--- AVAILABLE RECORDS ---
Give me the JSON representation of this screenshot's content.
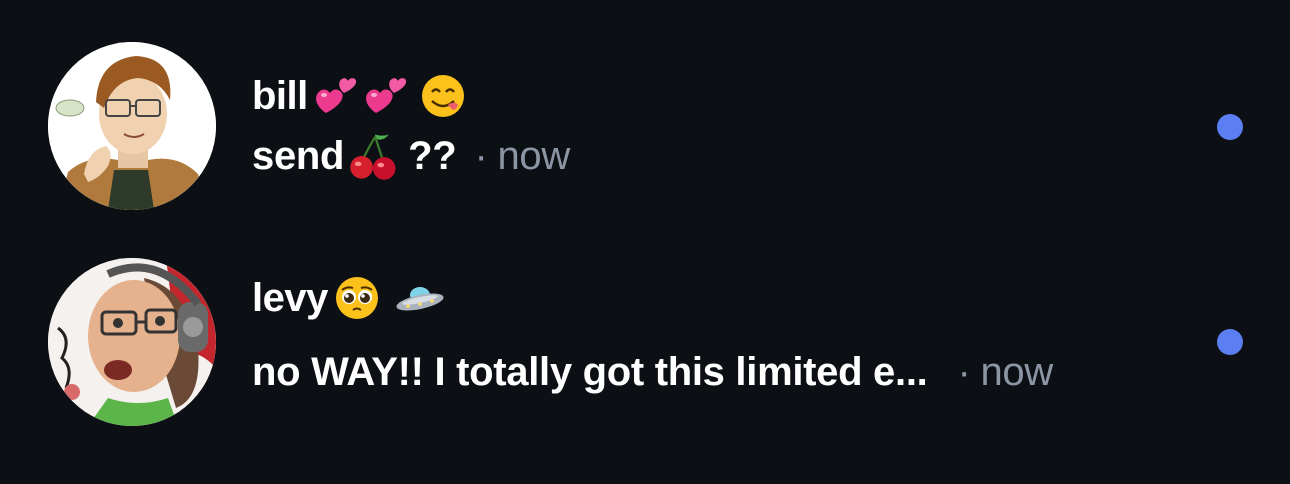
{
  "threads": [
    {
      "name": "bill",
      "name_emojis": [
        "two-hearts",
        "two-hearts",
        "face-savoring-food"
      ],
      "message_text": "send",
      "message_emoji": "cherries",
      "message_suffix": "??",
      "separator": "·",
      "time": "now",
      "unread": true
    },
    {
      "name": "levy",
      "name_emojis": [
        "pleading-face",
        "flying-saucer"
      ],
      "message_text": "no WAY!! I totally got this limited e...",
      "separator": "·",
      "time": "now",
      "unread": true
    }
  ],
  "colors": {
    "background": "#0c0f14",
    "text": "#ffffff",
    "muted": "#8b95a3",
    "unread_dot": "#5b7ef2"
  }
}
---
--- AVAILABLE RECORDS ---
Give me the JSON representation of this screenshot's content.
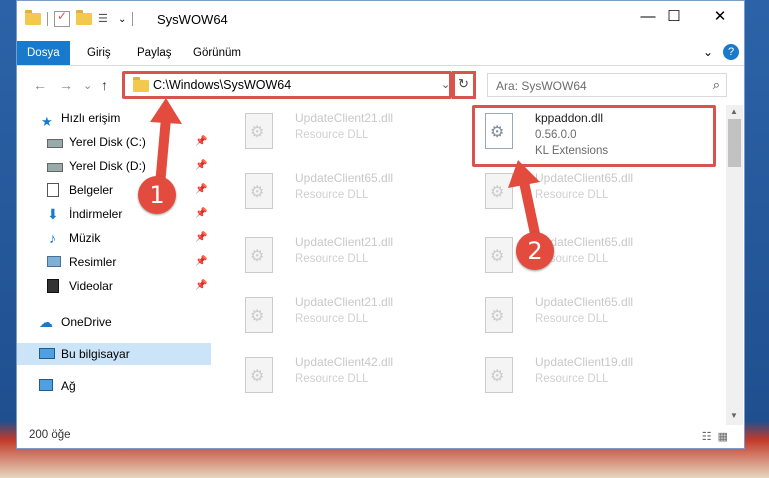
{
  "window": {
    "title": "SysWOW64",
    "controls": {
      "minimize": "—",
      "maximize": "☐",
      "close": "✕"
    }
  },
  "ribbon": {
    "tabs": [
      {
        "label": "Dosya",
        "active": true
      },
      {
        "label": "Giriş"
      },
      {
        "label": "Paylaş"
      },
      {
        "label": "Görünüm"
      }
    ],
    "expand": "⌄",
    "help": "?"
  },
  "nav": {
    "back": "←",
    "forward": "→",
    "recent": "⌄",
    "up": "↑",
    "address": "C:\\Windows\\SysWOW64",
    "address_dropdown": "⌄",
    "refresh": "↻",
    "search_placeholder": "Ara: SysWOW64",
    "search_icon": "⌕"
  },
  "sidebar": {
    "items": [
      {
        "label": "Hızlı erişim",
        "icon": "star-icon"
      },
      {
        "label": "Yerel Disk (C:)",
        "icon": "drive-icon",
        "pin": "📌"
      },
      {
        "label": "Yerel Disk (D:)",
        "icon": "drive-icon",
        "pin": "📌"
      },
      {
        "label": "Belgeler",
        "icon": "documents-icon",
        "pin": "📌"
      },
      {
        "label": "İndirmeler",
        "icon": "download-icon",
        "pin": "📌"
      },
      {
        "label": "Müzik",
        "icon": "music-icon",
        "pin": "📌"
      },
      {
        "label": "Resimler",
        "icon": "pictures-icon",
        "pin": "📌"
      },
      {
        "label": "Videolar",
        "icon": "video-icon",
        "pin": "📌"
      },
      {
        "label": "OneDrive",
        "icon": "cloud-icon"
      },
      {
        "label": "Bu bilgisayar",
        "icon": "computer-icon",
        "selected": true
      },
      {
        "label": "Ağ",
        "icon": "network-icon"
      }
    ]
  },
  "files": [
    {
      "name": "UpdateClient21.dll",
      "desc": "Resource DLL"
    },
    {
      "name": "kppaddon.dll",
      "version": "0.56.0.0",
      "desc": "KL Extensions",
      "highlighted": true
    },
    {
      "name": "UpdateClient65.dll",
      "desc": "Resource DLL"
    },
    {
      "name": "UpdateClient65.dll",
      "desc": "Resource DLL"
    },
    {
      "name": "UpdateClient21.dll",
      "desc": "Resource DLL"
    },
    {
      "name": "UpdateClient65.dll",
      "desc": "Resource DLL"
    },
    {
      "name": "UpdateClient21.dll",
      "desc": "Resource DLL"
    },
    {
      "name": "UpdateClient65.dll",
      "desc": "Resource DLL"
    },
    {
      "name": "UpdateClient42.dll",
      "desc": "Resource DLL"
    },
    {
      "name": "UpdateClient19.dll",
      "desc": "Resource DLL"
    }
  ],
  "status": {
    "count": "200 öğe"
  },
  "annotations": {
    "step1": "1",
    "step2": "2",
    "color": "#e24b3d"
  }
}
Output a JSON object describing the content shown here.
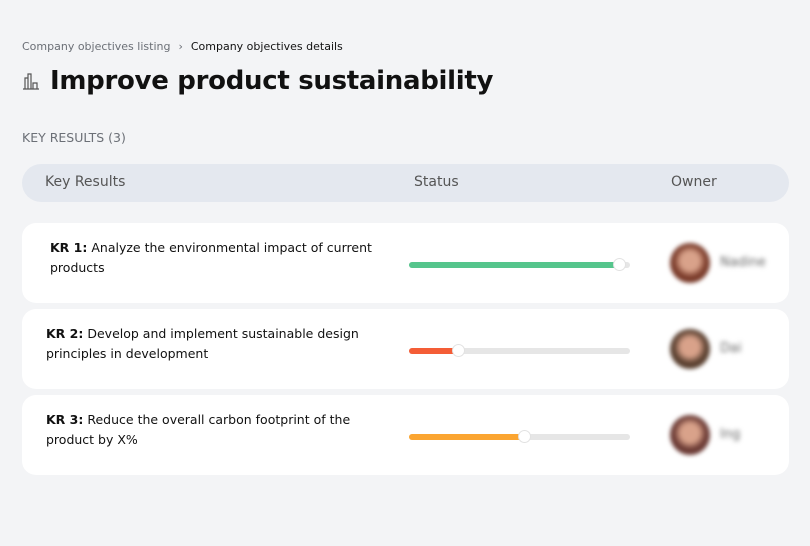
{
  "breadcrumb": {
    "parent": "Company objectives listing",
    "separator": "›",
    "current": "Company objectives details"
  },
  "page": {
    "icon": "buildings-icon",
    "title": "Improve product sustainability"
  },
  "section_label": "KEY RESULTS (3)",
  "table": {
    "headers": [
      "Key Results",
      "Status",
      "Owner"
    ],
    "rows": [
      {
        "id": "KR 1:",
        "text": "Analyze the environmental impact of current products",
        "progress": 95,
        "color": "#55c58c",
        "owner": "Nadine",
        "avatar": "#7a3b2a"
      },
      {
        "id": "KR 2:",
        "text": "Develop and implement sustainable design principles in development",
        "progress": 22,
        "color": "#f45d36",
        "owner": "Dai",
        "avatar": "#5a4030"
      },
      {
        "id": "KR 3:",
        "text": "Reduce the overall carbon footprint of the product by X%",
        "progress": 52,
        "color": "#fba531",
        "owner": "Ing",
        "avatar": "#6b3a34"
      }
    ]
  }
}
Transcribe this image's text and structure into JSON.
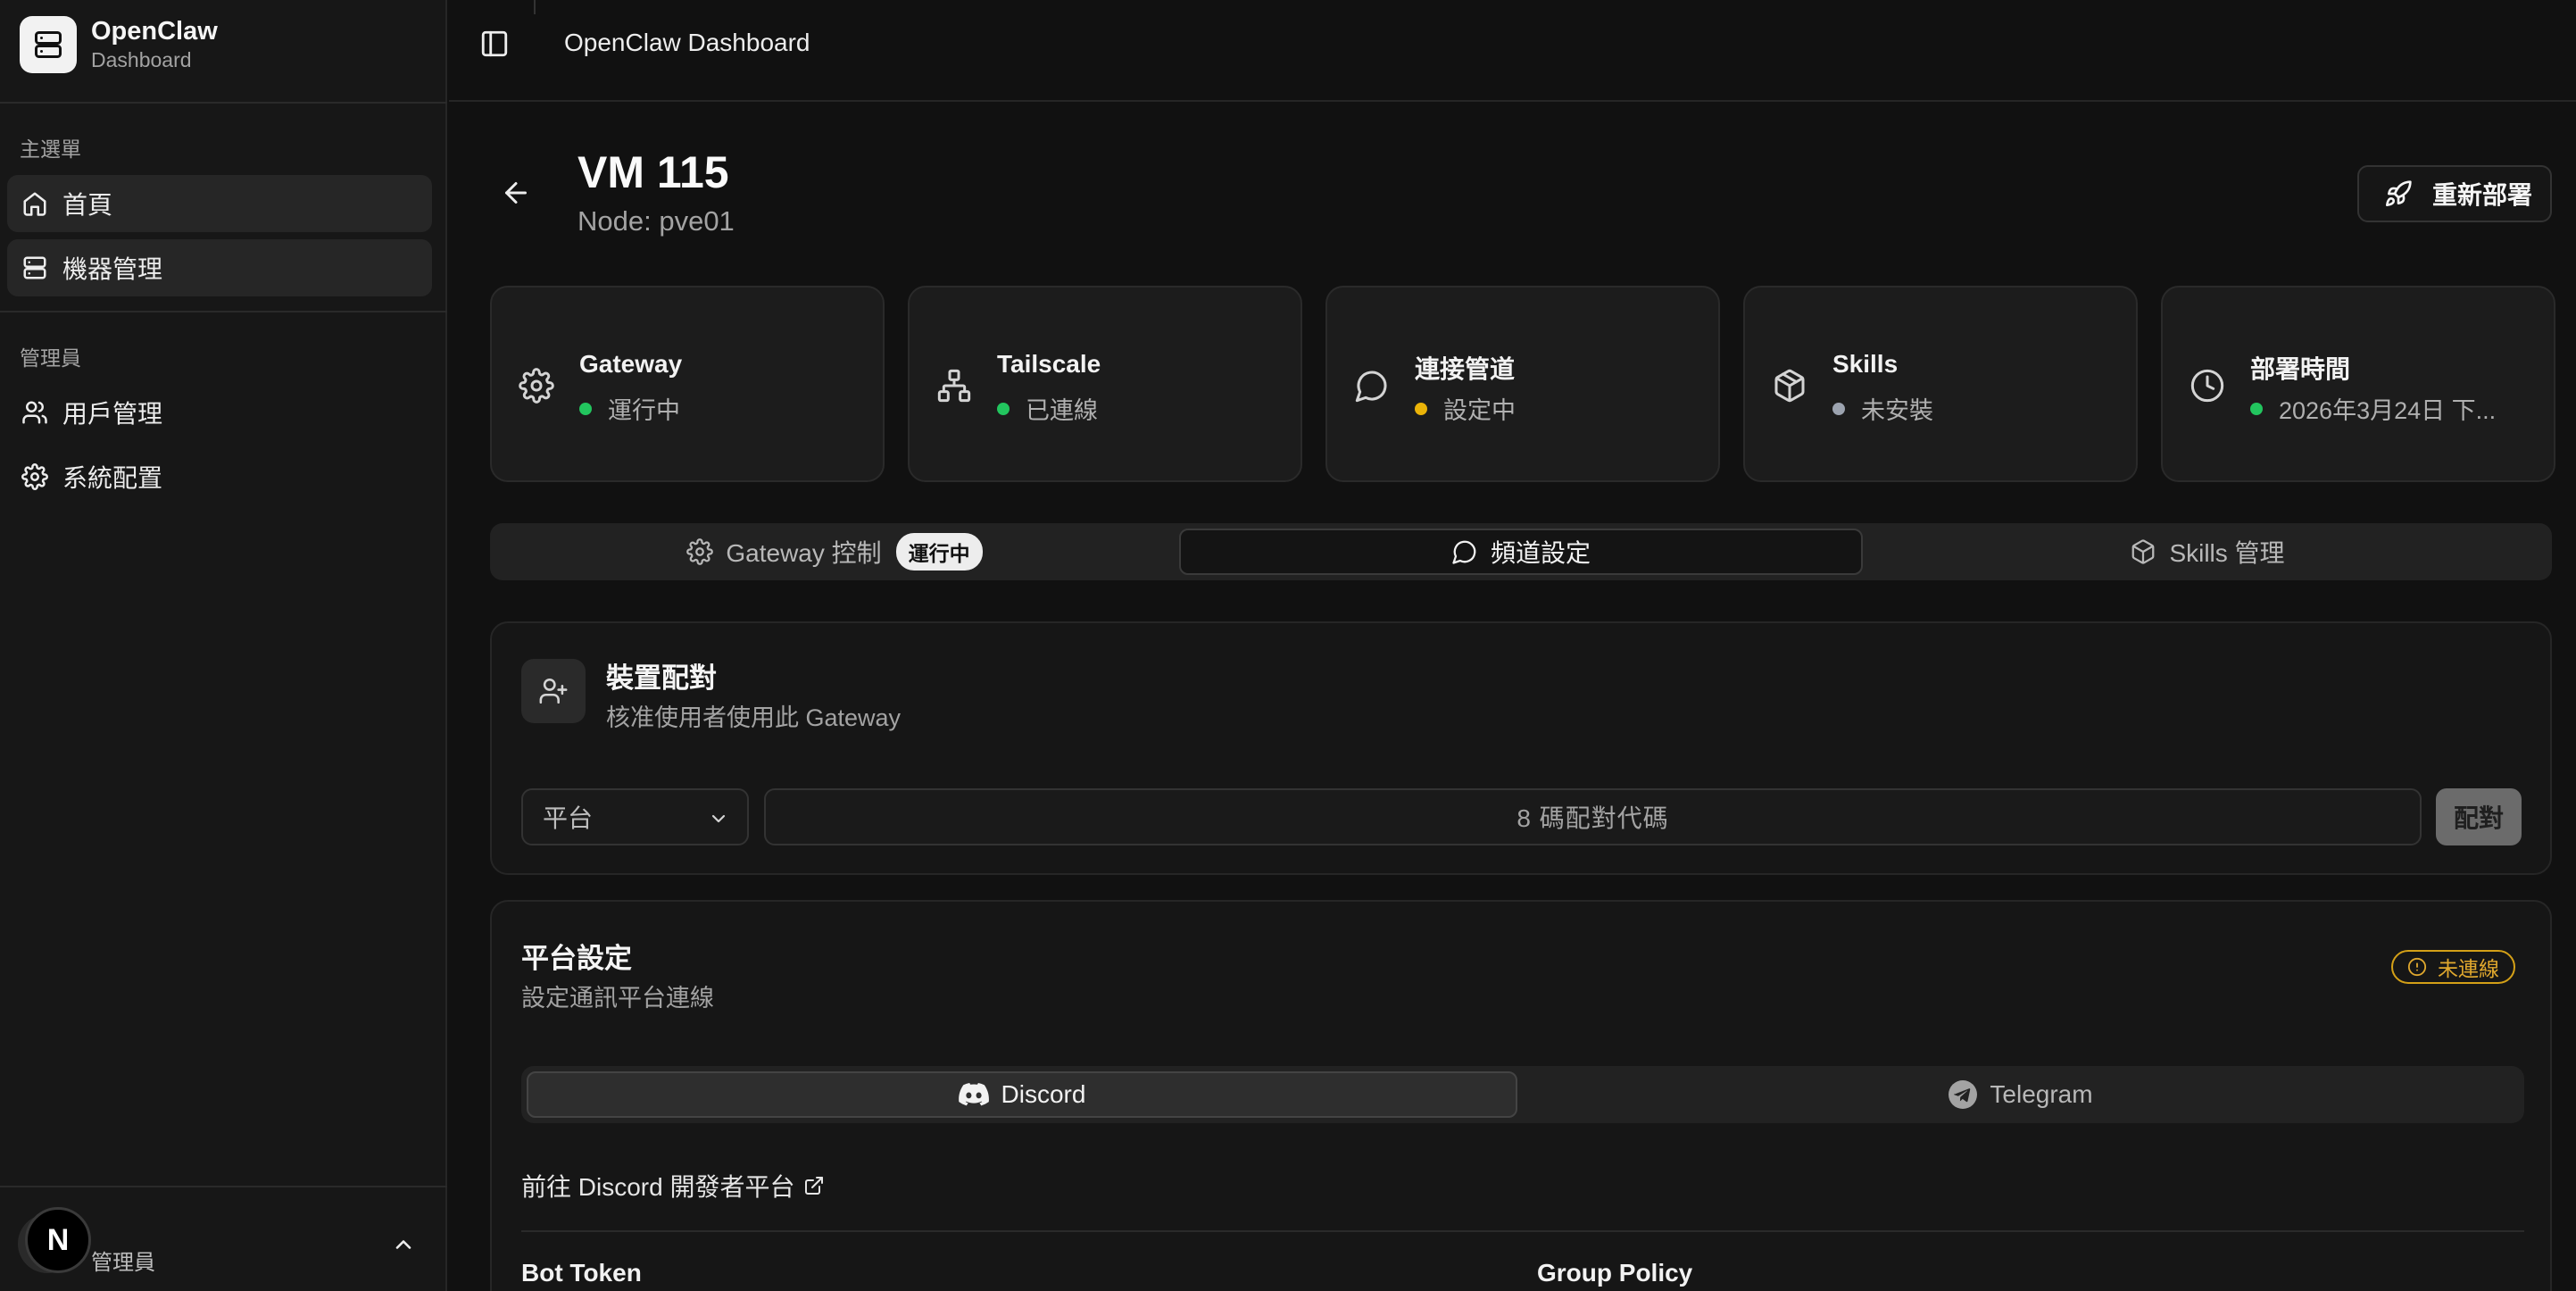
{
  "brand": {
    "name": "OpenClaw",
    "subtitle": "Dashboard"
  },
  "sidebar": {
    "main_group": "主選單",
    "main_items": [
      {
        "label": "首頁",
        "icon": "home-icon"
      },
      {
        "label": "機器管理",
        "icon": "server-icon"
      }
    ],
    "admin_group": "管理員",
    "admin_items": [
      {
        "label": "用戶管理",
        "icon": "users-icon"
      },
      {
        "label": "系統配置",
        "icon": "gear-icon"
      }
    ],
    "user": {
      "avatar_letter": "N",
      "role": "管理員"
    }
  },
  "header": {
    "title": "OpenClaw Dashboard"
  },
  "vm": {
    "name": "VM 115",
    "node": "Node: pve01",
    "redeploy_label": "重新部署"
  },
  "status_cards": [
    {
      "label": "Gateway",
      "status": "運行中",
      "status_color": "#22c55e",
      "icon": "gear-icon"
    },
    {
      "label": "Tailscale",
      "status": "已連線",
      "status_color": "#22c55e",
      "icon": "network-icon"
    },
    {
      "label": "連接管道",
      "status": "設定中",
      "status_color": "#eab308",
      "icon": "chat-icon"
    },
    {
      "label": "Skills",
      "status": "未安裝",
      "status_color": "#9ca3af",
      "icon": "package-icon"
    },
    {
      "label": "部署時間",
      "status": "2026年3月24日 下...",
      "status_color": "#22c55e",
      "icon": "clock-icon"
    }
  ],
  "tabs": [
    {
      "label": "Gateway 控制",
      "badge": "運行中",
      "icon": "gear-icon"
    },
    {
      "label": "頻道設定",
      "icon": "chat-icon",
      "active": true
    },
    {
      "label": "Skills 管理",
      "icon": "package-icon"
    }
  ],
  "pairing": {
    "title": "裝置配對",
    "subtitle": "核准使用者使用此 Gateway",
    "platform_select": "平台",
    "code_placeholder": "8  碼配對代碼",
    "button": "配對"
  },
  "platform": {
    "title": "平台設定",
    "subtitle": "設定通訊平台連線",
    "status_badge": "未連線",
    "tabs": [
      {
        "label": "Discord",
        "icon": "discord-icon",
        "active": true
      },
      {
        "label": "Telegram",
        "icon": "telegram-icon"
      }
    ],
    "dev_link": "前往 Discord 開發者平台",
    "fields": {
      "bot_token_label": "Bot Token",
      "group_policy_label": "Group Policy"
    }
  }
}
---
WHAT IS REQUIRED => Return all lines containing "JSON".

SOLUTION TO THE EXERCISE =>
Give me the JSON representation of this screenshot's content.
Give me the JSON representation of this screenshot's content.
Output a JSON object describing the content shown here.
Transcribe this image's text and structure into JSON.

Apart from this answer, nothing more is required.